[Source data]
-------
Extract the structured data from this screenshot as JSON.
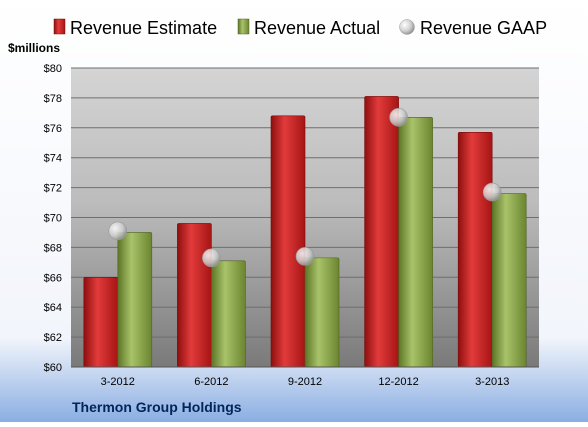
{
  "chart_data": {
    "type": "bar",
    "unit_label": "$millions",
    "company": "Thermon Group Holdings",
    "categories": [
      "3-2012",
      "6-2012",
      "9-2012",
      "12-2012",
      "3-2013"
    ],
    "y_ticks": [
      "$60",
      "$62",
      "$64",
      "$66",
      "$68",
      "$70",
      "$72",
      "$74",
      "$76",
      "$78",
      "$80"
    ],
    "ylim": [
      60,
      80
    ],
    "y_tick_step": 2,
    "grid": true,
    "legend_position": "top",
    "series": [
      {
        "name": "Revenue Estimate",
        "kind": "bar",
        "color": "#cc1f1f",
        "values": [
          66.0,
          69.6,
          76.8,
          78.1,
          75.7
        ]
      },
      {
        "name": "Revenue Actual",
        "kind": "bar",
        "color": "#7f9a3c",
        "values": [
          69.0,
          67.1,
          67.3,
          76.7,
          71.6
        ]
      },
      {
        "name": "Revenue GAAP",
        "kind": "marker",
        "color": "#c8c8c8",
        "values": [
          69.1,
          67.3,
          67.4,
          76.7,
          71.7
        ]
      }
    ]
  }
}
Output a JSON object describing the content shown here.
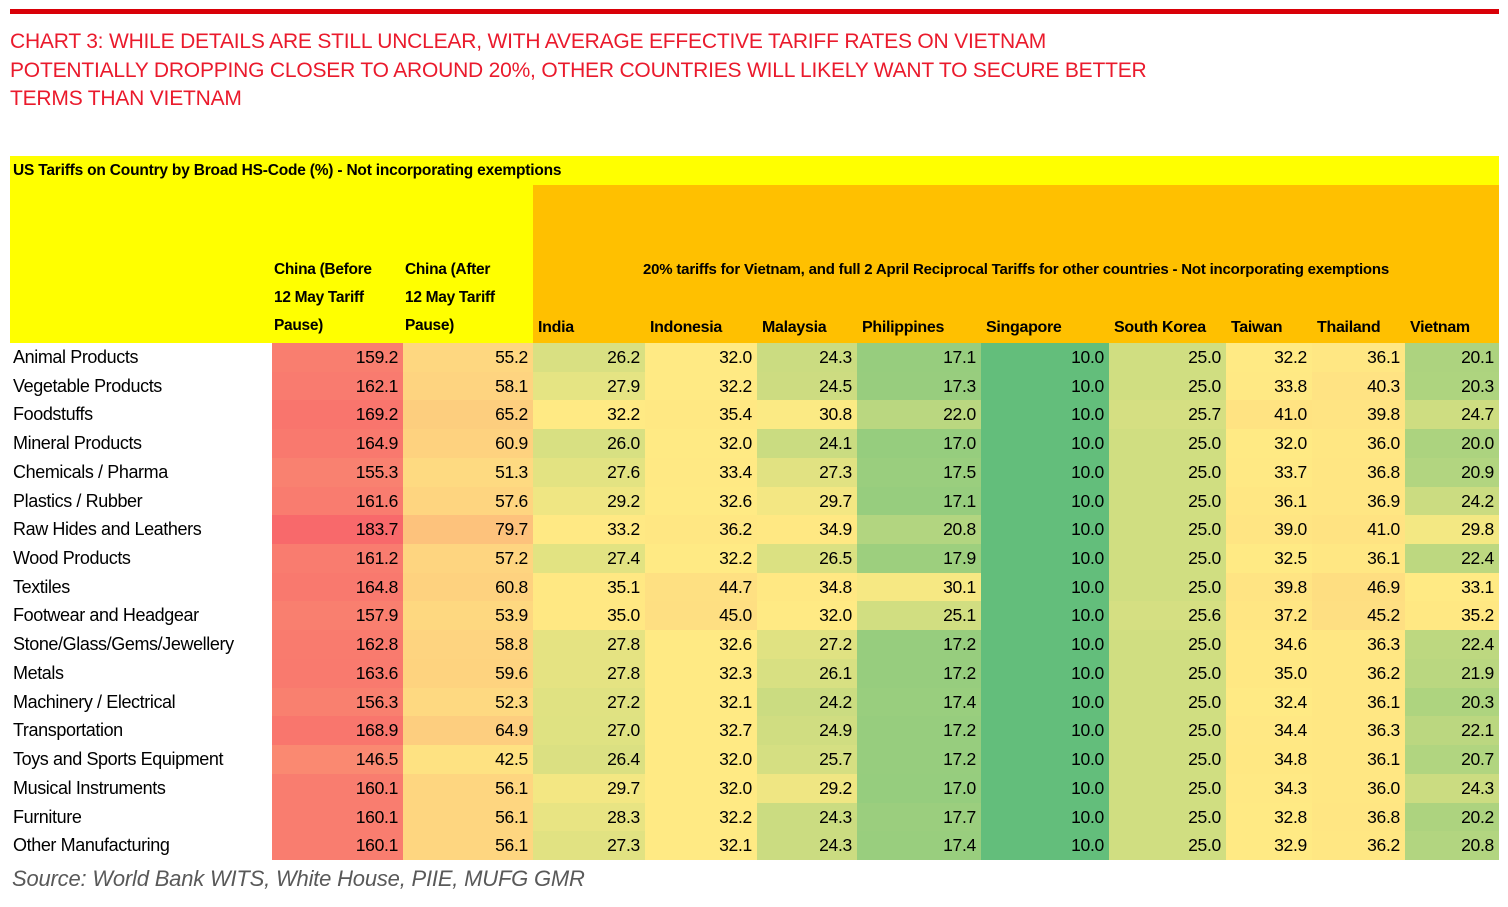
{
  "header": {
    "title_lines": [
      "CHART 3: WHILE DETAILS ARE STILL UNCLEAR, WITH AVERAGE EFFECTIVE TARIFF RATES ON VIETNAM",
      "POTENTIALLY DROPPING CLOSER TO AROUND 20%, OTHER COUNTRIES WILL LIKELY WANT TO SECURE BETTER",
      "TERMS THAN VIETNAM"
    ]
  },
  "source": {
    "text": "Source: World Bank WITS, White House, PIIE, MUFG GMR"
  },
  "colors": {
    "top_rule_red": "#D90008",
    "title_red": "#EA1A2C",
    "caption_yellow": "#FFFF00",
    "band_orange": "#FFC000",
    "scale_green": "#63BE7B",
    "scale_yellow": "#FFEB84",
    "scale_red": "#F8696B",
    "source_gray": "#595959"
  },
  "chart_data": {
    "type": "heatmap",
    "title": "US Tariffs on Country by Broad HS-Code (%) - Not incorporating exemptions",
    "band_note": "20% tariffs for Vietnam, and full 2 April Reciprocal Tariffs for other countries - Not incorporating exemptions",
    "columns": [
      "China (Before 12 May Tariff Pause)",
      "China (After 12 May Tariff Pause)",
      "India",
      "Indonesia",
      "Malaysia",
      "Philippines",
      "Singapore",
      "South Korea",
      "Taiwan",
      "Thailand",
      "Vietnam"
    ],
    "rows": [
      "Animal Products",
      "Vegetable Products",
      "Foodstuffs",
      "Mineral Products",
      "Chemicals / Pharma",
      "Plastics / Rubber",
      "Raw Hides and Leathers",
      "Wood Products",
      "Textiles",
      "Footwear and Headgear",
      "Stone/Glass/Gems/Jewellery",
      "Metals",
      "Machinery / Electrical",
      "Transportation",
      "Toys and Sports Equipment",
      "Musical Instruments",
      "Furniture",
      "Other Manufacturing"
    ],
    "values": [
      [
        159.2,
        55.2,
        26.2,
        32.0,
        24.3,
        17.1,
        10.0,
        25.0,
        32.2,
        36.1,
        20.1
      ],
      [
        162.1,
        58.1,
        27.9,
        32.2,
        24.5,
        17.3,
        10.0,
        25.0,
        33.8,
        40.3,
        20.3
      ],
      [
        169.2,
        65.2,
        32.2,
        35.4,
        30.8,
        22.0,
        10.0,
        25.7,
        41.0,
        39.8,
        24.7
      ],
      [
        164.9,
        60.9,
        26.0,
        32.0,
        24.1,
        17.0,
        10.0,
        25.0,
        32.0,
        36.0,
        20.0
      ],
      [
        155.3,
        51.3,
        27.6,
        33.4,
        27.3,
        17.5,
        10.0,
        25.0,
        33.7,
        36.8,
        20.9
      ],
      [
        161.6,
        57.6,
        29.2,
        32.6,
        29.7,
        17.1,
        10.0,
        25.0,
        36.1,
        36.9,
        24.2
      ],
      [
        183.7,
        79.7,
        33.2,
        36.2,
        34.9,
        20.8,
        10.0,
        25.0,
        39.0,
        41.0,
        29.8
      ],
      [
        161.2,
        57.2,
        27.4,
        32.2,
        26.5,
        17.9,
        10.0,
        25.0,
        32.5,
        36.1,
        22.4
      ],
      [
        164.8,
        60.8,
        35.1,
        44.7,
        34.8,
        30.1,
        10.0,
        25.0,
        39.8,
        46.9,
        33.1
      ],
      [
        157.9,
        53.9,
        35.0,
        45.0,
        32.0,
        25.1,
        10.0,
        25.6,
        37.2,
        45.2,
        35.2
      ],
      [
        162.8,
        58.8,
        27.8,
        32.6,
        27.2,
        17.2,
        10.0,
        25.0,
        34.6,
        36.3,
        22.4
      ],
      [
        163.6,
        59.6,
        27.8,
        32.3,
        26.1,
        17.2,
        10.0,
        25.0,
        35.0,
        36.2,
        21.9
      ],
      [
        156.3,
        52.3,
        27.2,
        32.1,
        24.2,
        17.4,
        10.0,
        25.0,
        32.4,
        36.1,
        20.3
      ],
      [
        168.9,
        64.9,
        27.0,
        32.7,
        24.9,
        17.2,
        10.0,
        25.0,
        34.4,
        36.3,
        22.1
      ],
      [
        146.5,
        42.5,
        26.4,
        32.0,
        25.7,
        17.2,
        10.0,
        25.0,
        34.8,
        36.1,
        20.7
      ],
      [
        160.1,
        56.1,
        29.7,
        32.0,
        29.2,
        17.0,
        10.0,
        25.0,
        34.3,
        36.0,
        24.3
      ],
      [
        160.1,
        56.1,
        28.3,
        32.2,
        24.3,
        17.7,
        10.0,
        25.0,
        32.8,
        36.8,
        20.2
      ],
      [
        160.1,
        56.1,
        27.3,
        32.1,
        24.3,
        17.4,
        10.0,
        25.0,
        32.9,
        36.2,
        20.8
      ]
    ],
    "color_scale": {
      "min_value": 10.0,
      "mid_value": 31.4,
      "max_value": 183.7,
      "min_color": "#63BE7B",
      "mid_color": "#FFEB84",
      "max_color": "#F8696B"
    },
    "value_format": "one_decimal",
    "legend_position": "none",
    "grid": false
  }
}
-------
◆ **Problem to solve**: Return the material word for word. Pictures are not part of the copy.

◆ **Exercise response**:
Extract the structured data from this screenshot as JSON.
{
  "chart_data": {
    "type": "bar",
    "unit_label": "$millions",
    "company": "Thermon Group Holdings",
    "categories": [
      "3-2012",
      "6-2012",
      "9-2012",
      "12-2012",
      "3-2013"
    ],
    "y_ticks": [
      "$60",
      "$62",
      "$64",
      "$66",
      "$68",
      "$70",
      "$72",
      "$74",
      "$76",
      "$78",
      "$80"
    ],
    "ylim": [
      60,
      80
    ],
    "y_tick_step": 2,
    "grid": true,
    "legend_position": "top",
    "series": [
      {
        "name": "Revenue Estimate",
        "kind": "bar",
        "color": "#cc1f1f",
        "values": [
          66.0,
          69.6,
          76.8,
          78.1,
          75.7
        ]
      },
      {
        "name": "Revenue Actual",
        "kind": "bar",
        "color": "#7f9a3c",
        "values": [
          69.0,
          67.1,
          67.3,
          76.7,
          71.6
        ]
      },
      {
        "name": "Revenue GAAP",
        "kind": "marker",
        "color": "#c8c8c8",
        "values": [
          69.1,
          67.3,
          67.4,
          76.7,
          71.7
        ]
      }
    ]
  }
}
Output a JSON object describing the content shown here.
{
  "header": {
    "title_lines": [
      "CHART 3: WHILE DETAILS ARE STILL UNCLEAR, WITH AVERAGE EFFECTIVE TARIFF RATES ON VIETNAM",
      "POTENTIALLY DROPPING CLOSER TO AROUND 20%, OTHER COUNTRIES WILL LIKELY WANT TO SECURE BETTER",
      "TERMS THAN VIETNAM"
    ]
  },
  "source": {
    "text": "Source: World Bank WITS, White House, PIIE, MUFG GMR"
  },
  "colors": {
    "top_rule_red": "#D90008",
    "title_red": "#EA1A2C",
    "caption_yellow": "#FFFF00",
    "band_orange": "#FFC000",
    "scale_green": "#63BE7B",
    "scale_yellow": "#FFEB84",
    "scale_red": "#F8696B",
    "source_gray": "#595959"
  },
  "chart_data": {
    "type": "heatmap",
    "title": "US Tariffs on Country by Broad HS-Code (%) - Not incorporating exemptions",
    "band_note": "20% tariffs for Vietnam, and full 2 April Reciprocal Tariffs for other countries - Not incorporating exemptions",
    "columns": [
      "China (Before 12 May Tariff Pause)",
      "China (After 12 May Tariff Pause)",
      "India",
      "Indonesia",
      "Malaysia",
      "Philippines",
      "Singapore",
      "South Korea",
      "Taiwan",
      "Thailand",
      "Vietnam"
    ],
    "rows": [
      "Animal Products",
      "Vegetable Products",
      "Foodstuffs",
      "Mineral Products",
      "Chemicals / Pharma",
      "Plastics / Rubber",
      "Raw Hides and Leathers",
      "Wood Products",
      "Textiles",
      "Footwear and Headgear",
      "Stone/Glass/Gems/Jewellery",
      "Metals",
      "Machinery / Electrical",
      "Transportation",
      "Toys and Sports Equipment",
      "Musical Instruments",
      "Furniture",
      "Other Manufacturing"
    ],
    "values": [
      [
        159.2,
        55.2,
        26.2,
        32.0,
        24.3,
        17.1,
        10.0,
        25.0,
        32.2,
        36.1,
        20.1
      ],
      [
        162.1,
        58.1,
        27.9,
        32.2,
        24.5,
        17.3,
        10.0,
        25.0,
        33.8,
        40.3,
        20.3
      ],
      [
        169.2,
        65.2,
        32.2,
        35.4,
        30.8,
        22.0,
        10.0,
        25.7,
        41.0,
        39.8,
        24.7
      ],
      [
        164.9,
        60.9,
        26.0,
        32.0,
        24.1,
        17.0,
        10.0,
        25.0,
        32.0,
        36.0,
        20.0
      ],
      [
        155.3,
        51.3,
        27.6,
        33.4,
        27.3,
        17.5,
        10.0,
        25.0,
        33.7,
        36.8,
        20.9
      ],
      [
        161.6,
        57.6,
        29.2,
        32.6,
        29.7,
        17.1,
        10.0,
        25.0,
        36.1,
        36.9,
        24.2
      ],
      [
        183.7,
        79.7,
        33.2,
        36.2,
        34.9,
        20.8,
        10.0,
        25.0,
        39.0,
        41.0,
        29.8
      ],
      [
        161.2,
        57.2,
        27.4,
        32.2,
        26.5,
        17.9,
        10.0,
        25.0,
        32.5,
        36.1,
        22.4
      ],
      [
        164.8,
        60.8,
        35.1,
        44.7,
        34.8,
        30.1,
        10.0,
        25.0,
        39.8,
        46.9,
        33.1
      ],
      [
        157.9,
        53.9,
        35.0,
        45.0,
        32.0,
        25.1,
        10.0,
        25.6,
        37.2,
        45.2,
        35.2
      ],
      [
        162.8,
        58.8,
        27.8,
        32.6,
        27.2,
        17.2,
        10.0,
        25.0,
        34.6,
        36.3,
        22.4
      ],
      [
        163.6,
        59.6,
        27.8,
        32.3,
        26.1,
        17.2,
        10.0,
        25.0,
        35.0,
        36.2,
        21.9
      ],
      [
        156.3,
        52.3,
        27.2,
        32.1,
        24.2,
        17.4,
        10.0,
        25.0,
        32.4,
        36.1,
        20.3
      ],
      [
        168.9,
        64.9,
        27.0,
        32.7,
        24.9,
        17.2,
        10.0,
        25.0,
        34.4,
        36.3,
        22.1
      ],
      [
        146.5,
        42.5,
        26.4,
        32.0,
        25.7,
        17.2,
        10.0,
        25.0,
        34.8,
        36.1,
        20.7
      ],
      [
        160.1,
        56.1,
        29.7,
        32.0,
        29.2,
        17.0,
        10.0,
        25.0,
        34.3,
        36.0,
        24.3
      ],
      [
        160.1,
        56.1,
        28.3,
        32.2,
        24.3,
        17.7,
        10.0,
        25.0,
        32.8,
        36.8,
        20.2
      ],
      [
        160.1,
        56.1,
        27.3,
        32.1,
        24.3,
        17.4,
        10.0,
        25.0,
        32.9,
        36.2,
        20.8
      ]
    ],
    "color_scale": {
      "min_value": 10.0,
      "mid_value": 31.4,
      "max_value": 183.7,
      "min_color": "#63BE7B",
      "mid_color": "#FFEB84",
      "max_color": "#F8696B"
    },
    "value_format": "one_decimal",
    "legend_position": "none",
    "grid": false
  }
}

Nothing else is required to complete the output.